→ What you should do:
Within this material, how many lines have the string "proveniente" in them? The answer is a number, with nothing added.

--- Begin ---

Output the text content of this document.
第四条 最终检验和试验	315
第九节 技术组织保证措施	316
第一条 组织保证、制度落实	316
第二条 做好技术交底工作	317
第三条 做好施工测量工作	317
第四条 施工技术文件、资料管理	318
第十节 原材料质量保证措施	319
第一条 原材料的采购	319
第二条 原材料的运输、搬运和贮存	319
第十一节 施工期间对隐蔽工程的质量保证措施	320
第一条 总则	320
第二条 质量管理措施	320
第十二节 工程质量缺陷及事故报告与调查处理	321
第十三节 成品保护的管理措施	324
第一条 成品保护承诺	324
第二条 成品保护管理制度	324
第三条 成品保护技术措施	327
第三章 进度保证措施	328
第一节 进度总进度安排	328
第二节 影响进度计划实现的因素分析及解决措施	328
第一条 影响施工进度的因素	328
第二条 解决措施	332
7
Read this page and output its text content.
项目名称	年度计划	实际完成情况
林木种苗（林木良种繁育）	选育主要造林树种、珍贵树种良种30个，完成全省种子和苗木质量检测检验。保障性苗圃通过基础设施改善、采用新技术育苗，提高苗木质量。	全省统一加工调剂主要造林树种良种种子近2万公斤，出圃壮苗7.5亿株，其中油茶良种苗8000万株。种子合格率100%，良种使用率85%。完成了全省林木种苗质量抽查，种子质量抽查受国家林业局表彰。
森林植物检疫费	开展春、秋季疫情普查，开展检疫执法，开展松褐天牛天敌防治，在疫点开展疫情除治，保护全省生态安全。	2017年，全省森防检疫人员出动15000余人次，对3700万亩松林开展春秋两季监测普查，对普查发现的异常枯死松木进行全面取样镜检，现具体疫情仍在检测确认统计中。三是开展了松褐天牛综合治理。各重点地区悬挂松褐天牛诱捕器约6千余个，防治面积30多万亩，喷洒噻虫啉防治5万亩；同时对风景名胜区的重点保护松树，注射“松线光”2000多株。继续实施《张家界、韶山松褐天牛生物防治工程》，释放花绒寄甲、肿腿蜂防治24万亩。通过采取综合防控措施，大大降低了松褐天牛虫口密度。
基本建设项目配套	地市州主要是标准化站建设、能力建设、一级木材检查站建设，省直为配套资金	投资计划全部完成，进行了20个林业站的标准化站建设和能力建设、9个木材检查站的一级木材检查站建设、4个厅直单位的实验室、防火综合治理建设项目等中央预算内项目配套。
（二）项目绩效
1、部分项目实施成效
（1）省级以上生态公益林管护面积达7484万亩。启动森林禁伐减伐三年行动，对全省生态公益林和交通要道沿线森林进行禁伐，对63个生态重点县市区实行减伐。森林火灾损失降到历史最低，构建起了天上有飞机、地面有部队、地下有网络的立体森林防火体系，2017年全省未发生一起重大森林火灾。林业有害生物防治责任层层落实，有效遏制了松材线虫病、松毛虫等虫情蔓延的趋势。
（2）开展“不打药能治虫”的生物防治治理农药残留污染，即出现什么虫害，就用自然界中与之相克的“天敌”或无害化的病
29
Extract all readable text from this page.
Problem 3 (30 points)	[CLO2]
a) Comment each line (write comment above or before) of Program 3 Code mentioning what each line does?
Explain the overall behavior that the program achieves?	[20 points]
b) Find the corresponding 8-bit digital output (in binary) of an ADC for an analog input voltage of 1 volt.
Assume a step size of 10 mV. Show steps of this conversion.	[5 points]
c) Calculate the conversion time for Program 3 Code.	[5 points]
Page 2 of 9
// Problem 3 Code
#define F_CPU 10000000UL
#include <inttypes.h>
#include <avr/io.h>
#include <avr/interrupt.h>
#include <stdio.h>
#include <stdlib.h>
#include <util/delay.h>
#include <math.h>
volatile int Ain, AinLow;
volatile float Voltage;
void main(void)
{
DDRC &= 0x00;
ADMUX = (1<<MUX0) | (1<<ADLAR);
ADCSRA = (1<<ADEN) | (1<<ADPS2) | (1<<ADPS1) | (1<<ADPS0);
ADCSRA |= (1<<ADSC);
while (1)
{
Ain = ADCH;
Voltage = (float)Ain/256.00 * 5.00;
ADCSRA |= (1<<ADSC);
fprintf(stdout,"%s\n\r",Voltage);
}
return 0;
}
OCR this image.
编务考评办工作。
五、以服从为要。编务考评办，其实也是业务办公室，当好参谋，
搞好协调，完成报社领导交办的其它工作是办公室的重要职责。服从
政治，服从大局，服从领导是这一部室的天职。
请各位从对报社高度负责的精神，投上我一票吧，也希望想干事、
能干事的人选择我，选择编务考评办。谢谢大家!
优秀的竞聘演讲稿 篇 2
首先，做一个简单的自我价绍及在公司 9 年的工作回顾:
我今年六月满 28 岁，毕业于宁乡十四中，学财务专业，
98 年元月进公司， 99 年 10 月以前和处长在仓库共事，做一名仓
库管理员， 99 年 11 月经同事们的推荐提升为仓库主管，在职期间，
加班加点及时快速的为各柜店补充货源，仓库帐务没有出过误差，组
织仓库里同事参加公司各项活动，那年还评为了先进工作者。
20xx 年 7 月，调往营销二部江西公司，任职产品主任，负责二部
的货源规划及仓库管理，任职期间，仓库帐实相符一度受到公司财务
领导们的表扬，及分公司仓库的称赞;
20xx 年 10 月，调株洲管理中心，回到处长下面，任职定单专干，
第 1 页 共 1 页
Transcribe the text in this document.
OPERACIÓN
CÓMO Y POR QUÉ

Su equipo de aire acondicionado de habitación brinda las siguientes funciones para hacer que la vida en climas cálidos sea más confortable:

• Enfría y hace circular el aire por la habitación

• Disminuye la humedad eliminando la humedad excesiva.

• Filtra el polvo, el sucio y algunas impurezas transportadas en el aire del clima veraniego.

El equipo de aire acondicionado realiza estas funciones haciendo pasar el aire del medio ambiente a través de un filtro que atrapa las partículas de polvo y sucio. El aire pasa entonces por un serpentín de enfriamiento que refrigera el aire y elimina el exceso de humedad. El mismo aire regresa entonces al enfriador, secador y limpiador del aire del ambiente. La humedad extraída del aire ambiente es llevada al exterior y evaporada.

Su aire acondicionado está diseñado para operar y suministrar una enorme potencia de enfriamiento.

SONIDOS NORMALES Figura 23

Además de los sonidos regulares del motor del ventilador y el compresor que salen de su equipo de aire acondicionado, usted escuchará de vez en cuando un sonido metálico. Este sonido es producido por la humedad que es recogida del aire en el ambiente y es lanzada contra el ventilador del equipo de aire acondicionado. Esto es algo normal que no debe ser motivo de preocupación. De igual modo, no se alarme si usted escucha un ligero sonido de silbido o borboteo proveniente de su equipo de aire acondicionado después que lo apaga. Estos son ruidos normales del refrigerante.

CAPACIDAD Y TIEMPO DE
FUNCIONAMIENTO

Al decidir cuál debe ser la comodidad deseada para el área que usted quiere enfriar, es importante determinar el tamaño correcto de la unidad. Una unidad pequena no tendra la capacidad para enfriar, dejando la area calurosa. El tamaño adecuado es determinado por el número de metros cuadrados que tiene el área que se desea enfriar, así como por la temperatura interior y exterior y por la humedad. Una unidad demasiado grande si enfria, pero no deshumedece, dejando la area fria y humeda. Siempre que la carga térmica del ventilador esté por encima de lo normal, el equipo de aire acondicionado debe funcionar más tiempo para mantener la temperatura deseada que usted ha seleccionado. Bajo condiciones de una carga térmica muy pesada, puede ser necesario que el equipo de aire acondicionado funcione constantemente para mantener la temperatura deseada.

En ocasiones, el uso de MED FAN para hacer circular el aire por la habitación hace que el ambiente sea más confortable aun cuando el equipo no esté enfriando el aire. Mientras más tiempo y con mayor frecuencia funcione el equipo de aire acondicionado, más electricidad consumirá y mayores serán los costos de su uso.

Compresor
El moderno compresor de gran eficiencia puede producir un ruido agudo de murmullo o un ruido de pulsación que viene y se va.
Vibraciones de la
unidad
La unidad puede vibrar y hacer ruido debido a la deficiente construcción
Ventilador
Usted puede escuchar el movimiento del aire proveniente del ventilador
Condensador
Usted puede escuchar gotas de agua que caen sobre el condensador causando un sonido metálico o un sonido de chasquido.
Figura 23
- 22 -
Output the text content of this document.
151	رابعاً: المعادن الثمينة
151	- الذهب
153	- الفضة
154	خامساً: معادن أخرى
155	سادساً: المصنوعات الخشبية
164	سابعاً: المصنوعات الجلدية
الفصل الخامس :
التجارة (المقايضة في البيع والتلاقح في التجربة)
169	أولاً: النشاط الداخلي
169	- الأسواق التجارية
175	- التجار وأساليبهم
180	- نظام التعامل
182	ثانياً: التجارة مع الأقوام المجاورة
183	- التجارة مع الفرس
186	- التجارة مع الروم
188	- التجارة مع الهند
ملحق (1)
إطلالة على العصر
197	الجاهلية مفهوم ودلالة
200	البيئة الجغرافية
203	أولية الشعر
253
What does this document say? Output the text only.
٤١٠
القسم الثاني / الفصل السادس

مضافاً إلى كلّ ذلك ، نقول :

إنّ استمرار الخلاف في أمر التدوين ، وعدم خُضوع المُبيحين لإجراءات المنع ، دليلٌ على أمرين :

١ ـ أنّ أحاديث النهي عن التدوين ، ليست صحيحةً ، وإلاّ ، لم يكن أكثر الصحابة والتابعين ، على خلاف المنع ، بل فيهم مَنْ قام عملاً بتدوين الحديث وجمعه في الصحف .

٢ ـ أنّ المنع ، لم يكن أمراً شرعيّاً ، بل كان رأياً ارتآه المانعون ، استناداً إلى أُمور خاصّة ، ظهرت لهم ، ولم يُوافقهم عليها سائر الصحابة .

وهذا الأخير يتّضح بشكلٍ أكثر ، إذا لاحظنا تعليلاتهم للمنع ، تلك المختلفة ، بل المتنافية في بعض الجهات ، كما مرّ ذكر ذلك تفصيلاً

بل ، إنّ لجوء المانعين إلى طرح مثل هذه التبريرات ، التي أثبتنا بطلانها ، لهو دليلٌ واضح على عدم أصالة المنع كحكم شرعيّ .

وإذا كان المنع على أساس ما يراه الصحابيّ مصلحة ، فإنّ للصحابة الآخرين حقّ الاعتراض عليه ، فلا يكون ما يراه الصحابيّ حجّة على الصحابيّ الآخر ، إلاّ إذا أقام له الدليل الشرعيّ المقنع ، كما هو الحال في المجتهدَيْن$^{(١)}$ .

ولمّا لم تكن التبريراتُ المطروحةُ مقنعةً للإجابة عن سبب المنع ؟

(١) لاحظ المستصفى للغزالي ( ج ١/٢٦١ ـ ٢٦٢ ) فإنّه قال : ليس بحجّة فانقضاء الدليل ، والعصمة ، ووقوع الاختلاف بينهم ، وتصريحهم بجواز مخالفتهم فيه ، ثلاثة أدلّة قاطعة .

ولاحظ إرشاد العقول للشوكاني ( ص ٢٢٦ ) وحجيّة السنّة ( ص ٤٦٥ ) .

--- End ---

→ Response below:
2